_SET EXERCISE_:
Reproduce verbatim the lines below, starting with the first line and ending with the line that contains "volume-bar (544, 429, 554, 450)", both ends included.

******

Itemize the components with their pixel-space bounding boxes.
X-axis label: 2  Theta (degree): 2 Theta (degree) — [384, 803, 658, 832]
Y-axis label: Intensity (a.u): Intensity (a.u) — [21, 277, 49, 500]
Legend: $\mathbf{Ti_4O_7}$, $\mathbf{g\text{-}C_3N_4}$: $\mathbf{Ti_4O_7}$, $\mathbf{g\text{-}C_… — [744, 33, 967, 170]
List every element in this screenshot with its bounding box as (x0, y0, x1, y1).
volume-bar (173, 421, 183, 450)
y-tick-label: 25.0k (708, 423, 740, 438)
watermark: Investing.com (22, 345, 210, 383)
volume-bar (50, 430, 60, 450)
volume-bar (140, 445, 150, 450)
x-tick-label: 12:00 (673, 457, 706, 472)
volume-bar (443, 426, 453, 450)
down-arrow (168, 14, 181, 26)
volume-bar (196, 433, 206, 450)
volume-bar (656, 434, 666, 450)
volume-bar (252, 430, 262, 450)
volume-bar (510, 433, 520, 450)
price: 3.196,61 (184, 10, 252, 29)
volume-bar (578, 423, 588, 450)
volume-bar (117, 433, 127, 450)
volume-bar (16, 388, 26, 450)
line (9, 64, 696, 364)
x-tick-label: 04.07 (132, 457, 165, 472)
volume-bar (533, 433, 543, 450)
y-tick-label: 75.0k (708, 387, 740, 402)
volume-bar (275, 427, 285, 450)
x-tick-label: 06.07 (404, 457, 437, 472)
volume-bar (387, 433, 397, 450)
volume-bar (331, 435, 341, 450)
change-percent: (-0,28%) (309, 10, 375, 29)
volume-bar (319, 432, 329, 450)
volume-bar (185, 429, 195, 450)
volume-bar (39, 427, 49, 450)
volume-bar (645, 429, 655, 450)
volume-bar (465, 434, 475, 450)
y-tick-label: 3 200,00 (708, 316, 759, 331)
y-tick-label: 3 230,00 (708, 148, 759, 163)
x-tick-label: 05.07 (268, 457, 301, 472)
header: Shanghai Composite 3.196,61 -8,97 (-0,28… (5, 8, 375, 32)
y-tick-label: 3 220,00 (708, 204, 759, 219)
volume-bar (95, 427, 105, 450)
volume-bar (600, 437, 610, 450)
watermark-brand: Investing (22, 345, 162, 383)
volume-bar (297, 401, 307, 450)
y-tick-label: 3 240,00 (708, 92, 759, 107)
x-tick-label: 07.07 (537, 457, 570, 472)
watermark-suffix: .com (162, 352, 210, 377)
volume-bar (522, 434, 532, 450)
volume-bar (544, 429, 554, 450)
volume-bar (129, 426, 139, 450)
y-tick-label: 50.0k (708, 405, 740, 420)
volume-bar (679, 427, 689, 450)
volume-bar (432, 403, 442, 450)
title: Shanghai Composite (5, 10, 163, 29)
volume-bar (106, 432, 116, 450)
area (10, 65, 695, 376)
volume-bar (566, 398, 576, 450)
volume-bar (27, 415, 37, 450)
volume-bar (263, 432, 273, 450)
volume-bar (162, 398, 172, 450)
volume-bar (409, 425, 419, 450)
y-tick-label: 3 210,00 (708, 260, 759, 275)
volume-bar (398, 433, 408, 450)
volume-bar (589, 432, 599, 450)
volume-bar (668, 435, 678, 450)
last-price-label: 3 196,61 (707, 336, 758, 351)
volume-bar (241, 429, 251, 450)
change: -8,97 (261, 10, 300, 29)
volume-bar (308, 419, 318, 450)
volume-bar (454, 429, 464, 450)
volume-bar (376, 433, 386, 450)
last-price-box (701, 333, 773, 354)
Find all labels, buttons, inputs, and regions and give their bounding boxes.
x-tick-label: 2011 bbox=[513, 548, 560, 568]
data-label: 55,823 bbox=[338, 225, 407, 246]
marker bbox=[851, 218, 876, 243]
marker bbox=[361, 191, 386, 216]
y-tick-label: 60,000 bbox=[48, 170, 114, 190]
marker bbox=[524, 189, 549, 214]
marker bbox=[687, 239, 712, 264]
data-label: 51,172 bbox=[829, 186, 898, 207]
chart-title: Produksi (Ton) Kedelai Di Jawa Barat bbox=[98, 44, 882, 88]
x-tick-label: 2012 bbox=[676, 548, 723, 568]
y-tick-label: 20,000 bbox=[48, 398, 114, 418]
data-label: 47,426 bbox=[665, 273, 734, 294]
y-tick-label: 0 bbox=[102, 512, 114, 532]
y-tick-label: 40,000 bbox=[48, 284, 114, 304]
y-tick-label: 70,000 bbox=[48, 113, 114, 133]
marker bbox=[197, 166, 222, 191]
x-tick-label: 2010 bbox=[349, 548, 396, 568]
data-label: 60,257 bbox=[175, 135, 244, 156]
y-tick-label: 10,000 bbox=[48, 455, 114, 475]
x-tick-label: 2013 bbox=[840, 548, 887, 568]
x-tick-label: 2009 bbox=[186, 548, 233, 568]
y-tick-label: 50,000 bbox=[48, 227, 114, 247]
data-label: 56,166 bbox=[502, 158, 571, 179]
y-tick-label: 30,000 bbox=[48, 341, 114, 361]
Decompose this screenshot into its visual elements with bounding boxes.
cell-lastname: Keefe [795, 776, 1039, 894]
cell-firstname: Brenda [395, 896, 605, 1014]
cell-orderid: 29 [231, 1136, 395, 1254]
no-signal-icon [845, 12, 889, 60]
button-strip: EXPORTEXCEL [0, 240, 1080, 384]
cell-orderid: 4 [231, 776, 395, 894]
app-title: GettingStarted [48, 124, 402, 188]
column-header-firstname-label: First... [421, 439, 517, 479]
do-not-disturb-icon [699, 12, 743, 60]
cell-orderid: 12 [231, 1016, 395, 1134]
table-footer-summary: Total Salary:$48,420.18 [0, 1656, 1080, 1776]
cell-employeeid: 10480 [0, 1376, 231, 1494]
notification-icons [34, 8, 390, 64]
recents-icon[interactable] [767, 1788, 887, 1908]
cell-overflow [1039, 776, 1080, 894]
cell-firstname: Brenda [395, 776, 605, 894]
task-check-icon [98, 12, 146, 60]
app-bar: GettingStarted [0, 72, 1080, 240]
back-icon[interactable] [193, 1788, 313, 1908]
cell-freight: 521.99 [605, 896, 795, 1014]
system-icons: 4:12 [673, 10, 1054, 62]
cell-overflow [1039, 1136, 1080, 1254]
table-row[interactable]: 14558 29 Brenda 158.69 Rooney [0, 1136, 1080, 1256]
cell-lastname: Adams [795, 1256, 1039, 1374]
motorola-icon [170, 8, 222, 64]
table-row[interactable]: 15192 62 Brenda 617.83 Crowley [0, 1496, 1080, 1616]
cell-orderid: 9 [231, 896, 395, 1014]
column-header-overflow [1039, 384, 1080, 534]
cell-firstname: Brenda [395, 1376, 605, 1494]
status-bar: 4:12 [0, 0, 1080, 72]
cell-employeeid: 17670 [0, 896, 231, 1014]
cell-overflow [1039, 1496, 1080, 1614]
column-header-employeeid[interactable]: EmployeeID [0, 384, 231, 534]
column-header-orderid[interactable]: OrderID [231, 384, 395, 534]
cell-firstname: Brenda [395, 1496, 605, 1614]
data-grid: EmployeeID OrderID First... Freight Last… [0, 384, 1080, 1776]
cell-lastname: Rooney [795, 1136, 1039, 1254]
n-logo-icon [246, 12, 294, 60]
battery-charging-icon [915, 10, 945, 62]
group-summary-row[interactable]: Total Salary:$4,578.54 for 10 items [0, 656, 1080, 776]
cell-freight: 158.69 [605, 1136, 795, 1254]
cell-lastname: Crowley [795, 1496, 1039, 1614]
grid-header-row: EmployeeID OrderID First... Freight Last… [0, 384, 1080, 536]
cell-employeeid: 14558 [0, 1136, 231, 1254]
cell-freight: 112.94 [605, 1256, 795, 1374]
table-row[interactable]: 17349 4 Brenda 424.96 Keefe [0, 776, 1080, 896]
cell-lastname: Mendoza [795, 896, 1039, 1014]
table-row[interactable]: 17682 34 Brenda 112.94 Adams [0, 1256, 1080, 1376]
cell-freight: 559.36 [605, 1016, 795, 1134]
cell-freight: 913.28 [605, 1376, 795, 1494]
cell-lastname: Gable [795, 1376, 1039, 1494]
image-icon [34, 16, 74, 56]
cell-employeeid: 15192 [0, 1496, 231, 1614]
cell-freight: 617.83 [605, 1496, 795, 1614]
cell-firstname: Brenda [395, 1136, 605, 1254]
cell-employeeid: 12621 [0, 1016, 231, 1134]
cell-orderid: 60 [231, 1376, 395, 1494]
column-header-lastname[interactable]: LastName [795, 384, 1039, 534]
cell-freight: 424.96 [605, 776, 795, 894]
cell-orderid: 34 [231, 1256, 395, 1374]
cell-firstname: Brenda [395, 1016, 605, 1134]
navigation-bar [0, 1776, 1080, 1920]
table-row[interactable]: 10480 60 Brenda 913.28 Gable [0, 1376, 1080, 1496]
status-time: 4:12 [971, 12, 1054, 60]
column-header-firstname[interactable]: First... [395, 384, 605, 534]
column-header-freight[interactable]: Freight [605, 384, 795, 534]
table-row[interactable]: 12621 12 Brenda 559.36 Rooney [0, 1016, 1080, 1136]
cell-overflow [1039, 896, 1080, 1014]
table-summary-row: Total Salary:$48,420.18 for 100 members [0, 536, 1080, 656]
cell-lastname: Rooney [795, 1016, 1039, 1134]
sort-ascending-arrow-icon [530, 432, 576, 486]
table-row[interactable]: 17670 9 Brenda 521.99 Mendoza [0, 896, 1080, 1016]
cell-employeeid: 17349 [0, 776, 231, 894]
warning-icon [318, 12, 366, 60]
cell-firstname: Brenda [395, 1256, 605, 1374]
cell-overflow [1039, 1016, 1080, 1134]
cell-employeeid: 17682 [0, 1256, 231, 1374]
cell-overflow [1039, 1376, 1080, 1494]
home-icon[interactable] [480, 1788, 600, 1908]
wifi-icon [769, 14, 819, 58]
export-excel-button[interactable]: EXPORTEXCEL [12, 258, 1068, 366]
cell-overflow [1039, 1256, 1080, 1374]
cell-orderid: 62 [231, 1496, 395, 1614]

******

_OUTPUT_:
Itemize the components with their pixel-space bounding boxes.
X-axis label: 2  Theta (degree): 2 Theta (degree) — [384, 803, 658, 832]
Y-axis label: Intensity (a.u): Intensity (a.u) — [21, 277, 49, 500]
Legend: $\mathbf{Ti_4O_7}$, $\mathbf{g\text{-}C_3N_4}$: $\mathbf{Ti_4O_7}$, $\mathbf{g\text{-}C_… — [744, 33, 967, 170]
List every element in this screenshot with its bounding box as (x0, y0, x1, y1).
volume-bar (173, 421, 183, 450)
y-tick-label: 25.0k (708, 423, 740, 438)
watermark: Investing.com (22, 345, 210, 383)
volume-bar (50, 430, 60, 450)
volume-bar (140, 445, 150, 450)
x-tick-label: 12:00 (673, 457, 706, 472)
volume-bar (443, 426, 453, 450)
down-arrow (168, 14, 181, 26)
volume-bar (196, 433, 206, 450)
volume-bar (656, 434, 666, 450)
volume-bar (252, 430, 262, 450)
volume-bar (510, 433, 520, 450)
price: 3.196,61 (184, 10, 252, 29)
volume-bar (578, 423, 588, 450)
volume-bar (117, 433, 127, 450)
volume-bar (16, 388, 26, 450)
line (9, 64, 696, 364)
x-tick-label: 04.07 (132, 457, 165, 472)
volume-bar (533, 433, 543, 450)
y-tick-label: 75.0k (708, 387, 740, 402)
volume-bar (275, 427, 285, 450)
x-tick-label: 06.07 (404, 457, 437, 472)
volume-bar (387, 433, 397, 450)
volume-bar (331, 435, 341, 450)
change-percent: (-0,28%) (309, 10, 375, 29)
volume-bar (319, 432, 329, 450)
volume-bar (185, 429, 195, 450)
volume-bar (39, 427, 49, 450)
volume-bar (645, 429, 655, 450)
volume-bar (465, 434, 475, 450)
y-tick-label: 3 200,00 (708, 316, 759, 331)
y-tick-label: 3 230,00 (708, 148, 759, 163)
x-tick-label: 05.07 (268, 457, 301, 472)
header: Shanghai Composite 3.196,61 -8,97 (-0,28… (5, 8, 375, 32)
y-tick-label: 3 220,00 (708, 204, 759, 219)
volume-bar (95, 427, 105, 450)
volume-bar (600, 437, 610, 450)
watermark-brand: Investing (22, 345, 162, 383)
volume-bar (297, 401, 307, 450)
y-tick-label: 3 240,00 (708, 92, 759, 107)
x-tick-label: 07.07 (537, 457, 570, 472)
watermark-suffix: .com (162, 352, 210, 377)
volume-bar (522, 434, 532, 450)
volume-bar (544, 429, 554, 450)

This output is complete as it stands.